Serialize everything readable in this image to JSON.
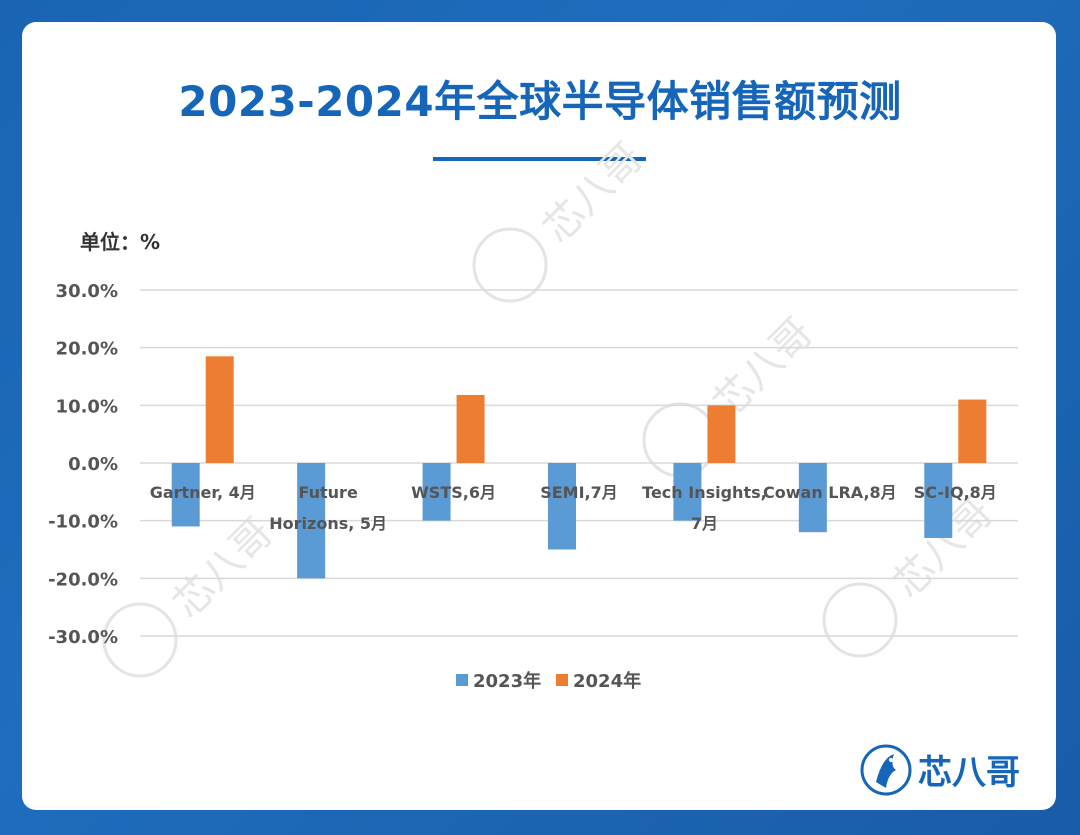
{
  "title": "2023-2024年全球半导体销售额预测",
  "unit_label": "单位：%",
  "brand": {
    "name": "芯八哥",
    "watermark": "芯八哥"
  },
  "colors": {
    "series_2023": "#5b9bd5",
    "series_2024": "#ed7d31",
    "accent": "#1565b8"
  },
  "chart_data": {
    "type": "bar",
    "categories": [
      "Gartner, 4月",
      "Future Horizons, 5月",
      "WSTS,6月",
      "SEMI,7月",
      "Tech Insights, 7月",
      "Cowan LRA,8月",
      "SC-IQ,8月"
    ],
    "category_lines": [
      [
        "Gartner, 4月"
      ],
      [
        "Future",
        "Horizons, 5月"
      ],
      [
        "WSTS,6月"
      ],
      [
        "SEMI,7月"
      ],
      [
        "Tech Insights,",
        "7月"
      ],
      [
        "Cowan LRA,8月"
      ],
      [
        "SC-IQ,8月"
      ]
    ],
    "series": [
      {
        "name": "2023年",
        "values": [
          -11.0,
          -20.0,
          -10.0,
          -15.0,
          -10.0,
          -12.0,
          -13.0
        ]
      },
      {
        "name": "2024年",
        "values": [
          18.5,
          null,
          11.8,
          null,
          10.0,
          null,
          11.0
        ]
      }
    ],
    "ylim": [
      -30,
      30
    ],
    "yticks": [
      "30.0%",
      "20.0%",
      "10.0%",
      "0.0%",
      "-10.0%",
      "-20.0%",
      "-30.0%"
    ],
    "ytick_values": [
      30,
      20,
      10,
      0,
      -10,
      -20,
      -30
    ],
    "grid": true,
    "legend": "bottom"
  }
}
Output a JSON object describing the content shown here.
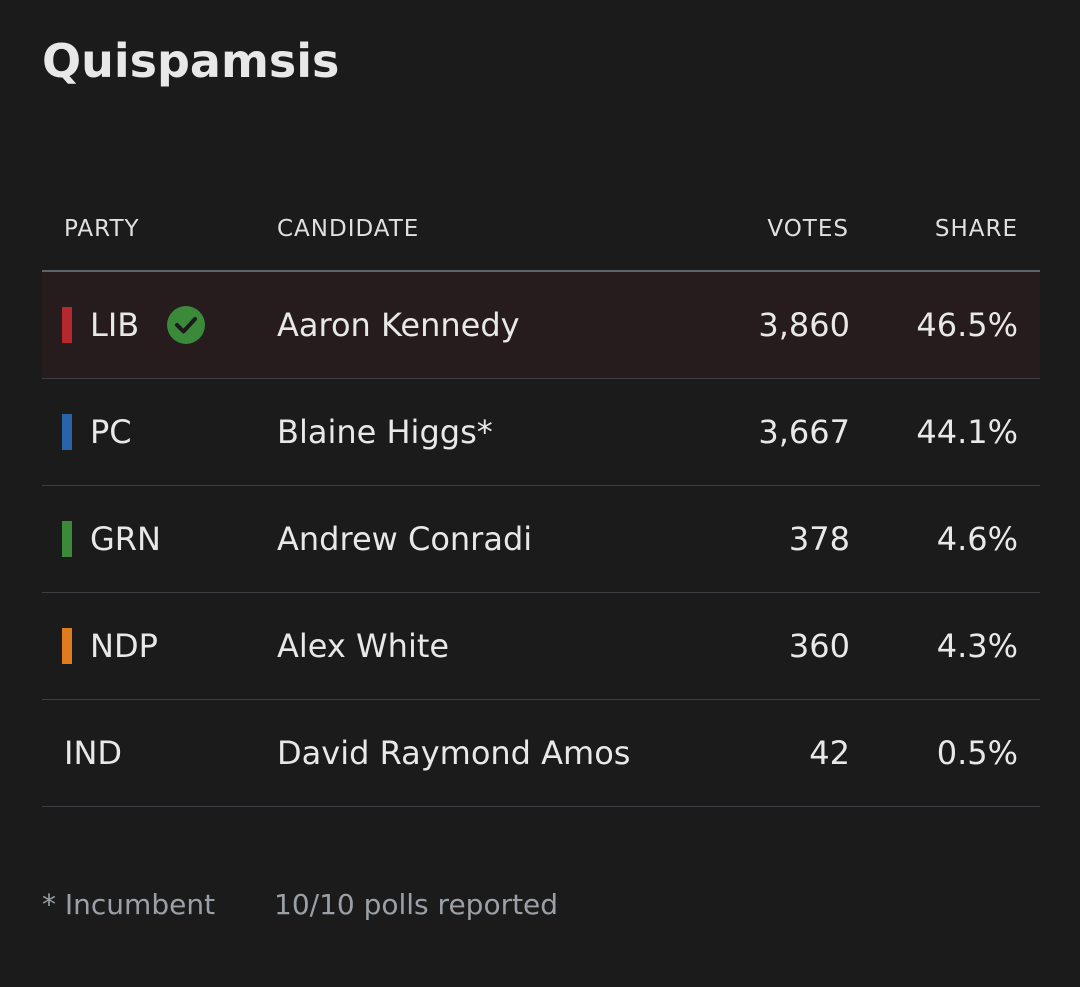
{
  "header": {
    "title": "Quispamsis"
  },
  "table": {
    "columns": [
      "PARTY",
      "CANDIDATE",
      "VOTES",
      "SHARE"
    ],
    "rows": [
      {
        "party": "LIB",
        "color": "#b5282e",
        "winner": true,
        "candidate": "Aaron Kennedy",
        "votes": "3,860",
        "share": "46.5%"
      },
      {
        "party": "PC",
        "color": "#2a64a8",
        "candidate": "Blaine Higgs*",
        "votes": "3,667",
        "share": "44.1%"
      },
      {
        "party": "GRN",
        "color": "#3b8a3a",
        "candidate": "Andrew Conradi",
        "votes": "378",
        "share": "4.6%"
      },
      {
        "party": "NDP",
        "color": "#e07b20",
        "candidate": "Alex White",
        "votes": "360",
        "share": "4.3%"
      },
      {
        "party": "IND",
        "candidate": "David Raymond Amos",
        "votes": "42",
        "share": "0.5%"
      }
    ]
  },
  "footer": {
    "note": "* Incumbent",
    "status": "10/10 polls reported"
  }
}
______________________________
§ EXERCISE PROMPT
Quote each entry above verbatim and drop the pictures.

§ TASK ANSWER
Serialize everything readable in this image to JSON.
{
  "title": "2023-2024年全球半导体销售额预测",
  "unit_label": "单位：%",
  "brand": {
    "name": "芯八哥",
    "watermark": "芯八哥"
  },
  "colors": {
    "series_2023": "#5b9bd5",
    "series_2024": "#ed7d31",
    "accent": "#1565b8"
  },
  "chart_data": {
    "type": "bar",
    "categories": [
      "Gartner, 4月",
      "Future Horizons, 5月",
      "WSTS,6月",
      "SEMI,7月",
      "Tech Insights, 7月",
      "Cowan LRA,8月",
      "SC-IQ,8月"
    ],
    "category_lines": [
      [
        "Gartner, 4月"
      ],
      [
        "Future",
        "Horizons, 5月"
      ],
      [
        "WSTS,6月"
      ],
      [
        "SEMI,7月"
      ],
      [
        "Tech Insights,",
        "7月"
      ],
      [
        "Cowan LRA,8月"
      ],
      [
        "SC-IQ,8月"
      ]
    ],
    "series": [
      {
        "name": "2023年",
        "values": [
          -11.0,
          -20.0,
          -10.0,
          -15.0,
          -10.0,
          -12.0,
          -13.0
        ]
      },
      {
        "name": "2024年",
        "values": [
          18.5,
          null,
          11.8,
          null,
          10.0,
          null,
          11.0
        ]
      }
    ],
    "ylim": [
      -30,
      30
    ],
    "yticks": [
      "30.0%",
      "20.0%",
      "10.0%",
      "0.0%",
      "-10.0%",
      "-20.0%",
      "-30.0%"
    ],
    "ytick_values": [
      30,
      20,
      10,
      0,
      -10,
      -20,
      -30
    ],
    "grid": true,
    "legend": "bottom"
  }
}
Output a JSON object describing the content shown here.
{
  "header": {
    "title": "Quispamsis"
  },
  "table": {
    "columns": [
      "PARTY",
      "CANDIDATE",
      "VOTES",
      "SHARE"
    ],
    "rows": [
      {
        "party": "LIB",
        "color": "#b5282e",
        "winner": true,
        "candidate": "Aaron Kennedy",
        "votes": "3,860",
        "share": "46.5%"
      },
      {
        "party": "PC",
        "color": "#2a64a8",
        "candidate": "Blaine Higgs*",
        "votes": "3,667",
        "share": "44.1%"
      },
      {
        "party": "GRN",
        "color": "#3b8a3a",
        "candidate": "Andrew Conradi",
        "votes": "378",
        "share": "4.6%"
      },
      {
        "party": "NDP",
        "color": "#e07b20",
        "candidate": "Alex White",
        "votes": "360",
        "share": "4.3%"
      },
      {
        "party": "IND",
        "candidate": "David Raymond Amos",
        "votes": "42",
        "share": "0.5%"
      }
    ]
  },
  "footer": {
    "note": "* Incumbent",
    "status": "10/10 polls reported"
  }
}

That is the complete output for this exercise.